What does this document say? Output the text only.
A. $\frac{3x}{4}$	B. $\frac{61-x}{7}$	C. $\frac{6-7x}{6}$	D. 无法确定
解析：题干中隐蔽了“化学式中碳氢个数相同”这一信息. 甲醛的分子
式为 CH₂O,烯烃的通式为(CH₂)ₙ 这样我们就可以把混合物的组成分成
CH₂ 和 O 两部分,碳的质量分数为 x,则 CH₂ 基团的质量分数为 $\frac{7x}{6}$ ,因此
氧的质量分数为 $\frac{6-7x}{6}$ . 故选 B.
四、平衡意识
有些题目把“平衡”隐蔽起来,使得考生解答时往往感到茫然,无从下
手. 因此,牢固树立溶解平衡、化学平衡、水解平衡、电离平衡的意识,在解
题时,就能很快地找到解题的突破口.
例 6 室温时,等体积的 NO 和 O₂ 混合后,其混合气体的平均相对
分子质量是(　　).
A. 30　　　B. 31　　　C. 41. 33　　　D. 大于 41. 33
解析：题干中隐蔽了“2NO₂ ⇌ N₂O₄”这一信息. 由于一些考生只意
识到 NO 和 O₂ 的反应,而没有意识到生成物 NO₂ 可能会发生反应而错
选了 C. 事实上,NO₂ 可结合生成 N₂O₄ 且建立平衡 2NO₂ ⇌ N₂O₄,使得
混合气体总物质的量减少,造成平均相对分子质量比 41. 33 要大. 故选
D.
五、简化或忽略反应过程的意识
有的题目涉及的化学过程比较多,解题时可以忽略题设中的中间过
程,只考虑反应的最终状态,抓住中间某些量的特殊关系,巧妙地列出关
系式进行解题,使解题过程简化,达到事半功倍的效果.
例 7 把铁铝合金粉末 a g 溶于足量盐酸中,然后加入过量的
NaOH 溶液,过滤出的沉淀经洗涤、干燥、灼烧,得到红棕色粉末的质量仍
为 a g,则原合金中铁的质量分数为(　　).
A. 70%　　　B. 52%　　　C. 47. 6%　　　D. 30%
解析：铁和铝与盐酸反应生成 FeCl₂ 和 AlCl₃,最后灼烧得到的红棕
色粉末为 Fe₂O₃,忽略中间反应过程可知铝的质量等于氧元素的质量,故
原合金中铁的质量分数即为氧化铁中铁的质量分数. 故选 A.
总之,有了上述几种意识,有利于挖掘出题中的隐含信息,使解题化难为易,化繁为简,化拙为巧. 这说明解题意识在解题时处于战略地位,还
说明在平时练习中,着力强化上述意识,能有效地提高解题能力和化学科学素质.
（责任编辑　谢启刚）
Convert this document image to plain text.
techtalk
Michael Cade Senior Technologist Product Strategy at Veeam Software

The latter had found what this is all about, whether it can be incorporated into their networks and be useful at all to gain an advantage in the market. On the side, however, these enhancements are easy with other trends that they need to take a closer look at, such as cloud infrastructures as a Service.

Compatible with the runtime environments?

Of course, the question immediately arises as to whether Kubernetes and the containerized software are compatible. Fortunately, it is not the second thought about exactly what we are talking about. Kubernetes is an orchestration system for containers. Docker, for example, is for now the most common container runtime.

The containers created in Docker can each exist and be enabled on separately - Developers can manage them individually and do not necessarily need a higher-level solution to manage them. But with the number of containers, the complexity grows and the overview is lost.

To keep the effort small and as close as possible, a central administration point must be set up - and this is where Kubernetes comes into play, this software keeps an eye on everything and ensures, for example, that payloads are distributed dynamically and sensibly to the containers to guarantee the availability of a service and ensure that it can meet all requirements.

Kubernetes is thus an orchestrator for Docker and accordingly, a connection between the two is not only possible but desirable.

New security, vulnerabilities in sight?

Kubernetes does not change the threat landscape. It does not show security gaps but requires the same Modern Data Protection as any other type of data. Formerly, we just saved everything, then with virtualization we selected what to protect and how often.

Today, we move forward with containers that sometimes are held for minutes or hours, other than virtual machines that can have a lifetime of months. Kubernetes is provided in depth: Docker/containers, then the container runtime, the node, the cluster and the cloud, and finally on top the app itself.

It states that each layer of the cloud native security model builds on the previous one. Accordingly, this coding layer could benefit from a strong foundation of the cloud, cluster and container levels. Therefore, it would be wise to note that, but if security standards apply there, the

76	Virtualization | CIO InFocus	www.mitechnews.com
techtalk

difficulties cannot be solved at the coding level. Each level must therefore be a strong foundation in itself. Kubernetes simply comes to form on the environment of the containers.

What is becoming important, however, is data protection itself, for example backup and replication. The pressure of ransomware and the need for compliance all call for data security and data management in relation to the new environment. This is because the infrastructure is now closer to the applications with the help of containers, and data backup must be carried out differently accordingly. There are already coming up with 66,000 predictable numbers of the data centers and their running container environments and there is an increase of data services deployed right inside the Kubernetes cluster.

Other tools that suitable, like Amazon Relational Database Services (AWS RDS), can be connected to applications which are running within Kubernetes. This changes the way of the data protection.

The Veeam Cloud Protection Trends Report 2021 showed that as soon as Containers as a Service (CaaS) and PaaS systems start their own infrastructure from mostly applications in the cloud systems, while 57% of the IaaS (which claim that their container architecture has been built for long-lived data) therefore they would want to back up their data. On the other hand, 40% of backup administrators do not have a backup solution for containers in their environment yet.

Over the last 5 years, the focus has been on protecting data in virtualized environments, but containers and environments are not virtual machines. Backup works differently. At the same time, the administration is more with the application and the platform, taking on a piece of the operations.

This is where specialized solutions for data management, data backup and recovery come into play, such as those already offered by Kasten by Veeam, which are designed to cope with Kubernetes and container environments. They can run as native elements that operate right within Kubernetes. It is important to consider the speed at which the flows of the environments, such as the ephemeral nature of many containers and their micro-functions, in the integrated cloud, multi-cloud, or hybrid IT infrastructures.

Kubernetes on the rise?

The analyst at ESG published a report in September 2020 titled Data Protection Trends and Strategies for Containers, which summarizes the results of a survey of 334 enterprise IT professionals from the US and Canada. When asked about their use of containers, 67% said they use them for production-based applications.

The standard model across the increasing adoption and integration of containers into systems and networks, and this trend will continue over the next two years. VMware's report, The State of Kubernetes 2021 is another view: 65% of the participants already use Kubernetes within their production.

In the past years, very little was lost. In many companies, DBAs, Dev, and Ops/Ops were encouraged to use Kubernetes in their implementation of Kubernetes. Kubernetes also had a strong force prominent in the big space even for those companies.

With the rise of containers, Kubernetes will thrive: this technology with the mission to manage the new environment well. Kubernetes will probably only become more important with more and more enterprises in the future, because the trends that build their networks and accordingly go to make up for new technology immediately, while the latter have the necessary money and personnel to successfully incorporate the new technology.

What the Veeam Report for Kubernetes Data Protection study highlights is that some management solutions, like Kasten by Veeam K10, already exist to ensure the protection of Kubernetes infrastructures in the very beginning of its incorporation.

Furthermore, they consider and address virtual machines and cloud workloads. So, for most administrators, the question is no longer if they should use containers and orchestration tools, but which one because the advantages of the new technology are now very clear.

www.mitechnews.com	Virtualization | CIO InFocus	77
+--
### YOUR INSTRUCTIONS
The whole listing above needs to be written out again exactly.

### RESULT BELOW
What does this document say? Output the text only.
A. $\frac{3x}{4}$	B. $\frac{61-x}{7}$	C. $\frac{6-7x}{6}$	D. 无法确定
解析：题干中隐蔽了“化学式中碳氢个数相同”这一信息. 甲醛的分子
式为 CH₂O,烯烃的通式为(CH₂)ₙ 这样我们就可以把混合物的组成分成
CH₂ 和 O 两部分,碳的质量分数为 x,则 CH₂ 基团的质量分数为 $\frac{7x}{6}$ ,因此
氧的质量分数为 $\frac{6-7x}{6}$ . 故选 B.
四、平衡意识
有些题目把“平衡”隐蔽起来,使得考生解答时往往感到茫然,无从下
手. 因此,牢固树立溶解平衡、化学平衡、水解平衡、电离平衡的意识,在解
题时,就能很快地找到解题的突破口.
例 6 室温时,等体积的 NO 和 O₂ 混合后,其混合气体的平均相对
分子质量是(　　).
A. 30　　　B. 31　　　C. 41. 33　　　D. 大于 41. 33
解析：题干中隐蔽了“2NO₂ ⇌ N₂O₄”这一信息. 由于一些考生只意
识到 NO 和 O₂ 的反应,而没有意识到生成物 NO₂ 可能会发生反应而错
选了 C. 事实上,NO₂ 可结合生成 N₂O₄ 且建立平衡 2NO₂ ⇌ N₂O₄,使得
混合气体总物质的量减少,造成平均相对分子质量比 41. 33 要大. 故选
D.
五、简化或忽略反应过程的意识
有的题目涉及的化学过程比较多,解题时可以忽略题设中的中间过
程,只考虑反应的最终状态,抓住中间某些量的特殊关系,巧妙地列出关
系式进行解题,使解题过程简化,达到事半功倍的效果.
例 7 把铁铝合金粉末 a g 溶于足量盐酸中,然后加入过量的
NaOH 溶液,过滤出的沉淀经洗涤、干燥、灼烧,得到红棕色粉末的质量仍
为 a g,则原合金中铁的质量分数为(　　).
A. 70%　　　B. 52%　　　C. 47. 6%　　　D. 30%
解析：铁和铝与盐酸反应生成 FeCl₂ 和 AlCl₃,最后灼烧得到的红棕
色粉末为 Fe₂O₃,忽略中间反应过程可知铝的质量等于氧元素的质量,故
原合金中铁的质量分数即为氧化铁中铁的质量分数. 故选 A.
总之,有了上述几种意识,有利于挖掘出题中的隐含信息,使解题化难为易,化繁为简,化拙为巧. 这说明解题意识在解题时处于战略地位,还
说明在平时练习中,着力强化上述意识,能有效地提高解题能力和化学科学素质.
（责任编辑　谢启刚）
Convert this document image to plain text.
techtalk
Michael Cade Senior Technologist Product Strategy at Veeam Software

The latter had found what this is all about, whether it can be incorporated into their networks and be useful at all to gain an advantage in the market. On the side, however, these enhancements are easy with other trends that they need to take a closer look at, such as cloud infrastructures as a Service.

Compatible with the runtime environments?

Of course, the question immediately arises as to whether Kubernetes and the containerized software are compatible. Fortunately, it is not the second thought about exactly what we are talking about. Kubernetes is an orchestration system for containers. Docker, for example, is for now the most common container runtime.

The containers created in Docker can each exist and be enabled on separately - Developers can manage them individually and do not necessarily need a higher-level solution to manage them. But with the number of containers, the complexity grows and the overview is lost.

To keep the effort small and as close as possible, a central administration point must be set up - and this is where Kubernetes comes into play, this software keeps an eye on everything and ensures, for example, that payloads are distributed dynamically and sensibly to the containers to guarantee the availability of a service and ensure that it can meet all requirements.

Kubernetes is thus an orchestrator for Docker and accordingly, a connection between the two is not only possible but desirable.

New security, vulnerabilities in sight?

Kubernetes does not change the threat landscape. It does not show security gaps but requires the same Modern Data Protection as any other type of data. Formerly, we just saved everything, then with virtualization we selected what to protect and how often.

Today, we move forward with containers that sometimes are held for minutes or hours, other than virtual machines that can have a lifetime of months. Kubernetes is provided in depth: Docker/containers, then the container runtime, the node, the cluster and the cloud, and finally on top the app itself.

It states that each layer of the cloud native security model builds on the previous one. Accordingly, this coding layer could benefit from a strong foundation of the cloud, cluster and container levels. Therefore, it would be wise to note that, but if security standards apply there, the

76	Virtualization | CIO InFocus	www.mitechnews.com
techtalk

difficulties cannot be solved at the coding level. Each level must therefore be a strong foundation in itself. Kubernetes simply comes to form on the environment of the containers.

What is becoming important, however, is data protection itself, for example backup and replication. The pressure of ransomware and the need for compliance all call for data security and data management in relation to the new environment. This is because the infrastructure is now closer to the applications with the help of containers, and data backup must be carried out differently accordingly. There are already coming up with 66,000 predictable numbers of the data centers and their running container environments and there is an increase of data services deployed right inside the Kubernetes cluster.

Other tools that suitable, like Amazon Relational Database Services (AWS RDS), can be connected to applications which are running within Kubernetes. This changes the way of the data protection.

The Veeam Cloud Protection Trends Report 2021 showed that as soon as Containers as a Service (CaaS) and PaaS systems start their own infrastructure from mostly applications in the cloud systems, while 57% of the IaaS (which claim that their container architecture has been built for long-lived data) therefore they would want to back up their data. On the other hand, 40% of backup administrators do not have a backup solution for containers in their environment yet.

Over the last 5 years, the focus has been on protecting data in virtualized environments, but containers and environments are not virtual machines. Backup works differently. At the same time, the administration is more with the application and the platform, taking on a piece of the operations.

This is where specialized solutions for data management, data backup and recovery come into play, such as those already offered by Kasten by Veeam, which are designed to cope with Kubernetes and container environments. They can run as native elements that operate right within Kubernetes. It is important to consider the speed at which the flows of the environments, such as the ephemeral nature of many containers and their micro-functions, in the integrated cloud, multi-cloud, or hybrid IT infrastructures.

Kubernetes on the rise?

The analyst at ESG published a report in September 2020 titled Data Protection Trends and Strategies for Containers, which summarizes the results of a survey of 334 enterprise IT professionals from the US and Canada. When asked about their use of containers, 67% said they use them for production-based applications.

The standard model across the increasing adoption and integration of containers into systems and networks, and this trend will continue over the next two years. VMware's report, The State of Kubernetes 2021 is another view: 65% of the participants already use Kubernetes within their production.

In the past years, very little was lost. In many companies, DBAs, Dev, and Ops/Ops were encouraged to use Kubernetes in their implementation of Kubernetes. Kubernetes also had a strong force prominent in the big space even for those companies.

With the rise of containers, Kubernetes will thrive: this technology with the mission to manage the new environment well. Kubernetes will probably only become more important with more and more enterprises in the future, because the trends that build their networks and accordingly go to make up for new technology immediately, while the latter have the necessary money and personnel to successfully incorporate the new technology.

What the Veeam Report for Kubernetes Data Protection study highlights is that some management solutions, like Kasten by Veeam K10, already exist to ensure the protection of Kubernetes infrastructures in the very beginning of its incorporation.

Furthermore, they consider and address virtual machines and cloud workloads. So, for most administrators, the question is no longer if they should use containers and orchestration tools, but which one because the advantages of the new technology are now very clear.

www.mitechnews.com	Virtualization | CIO InFocus	77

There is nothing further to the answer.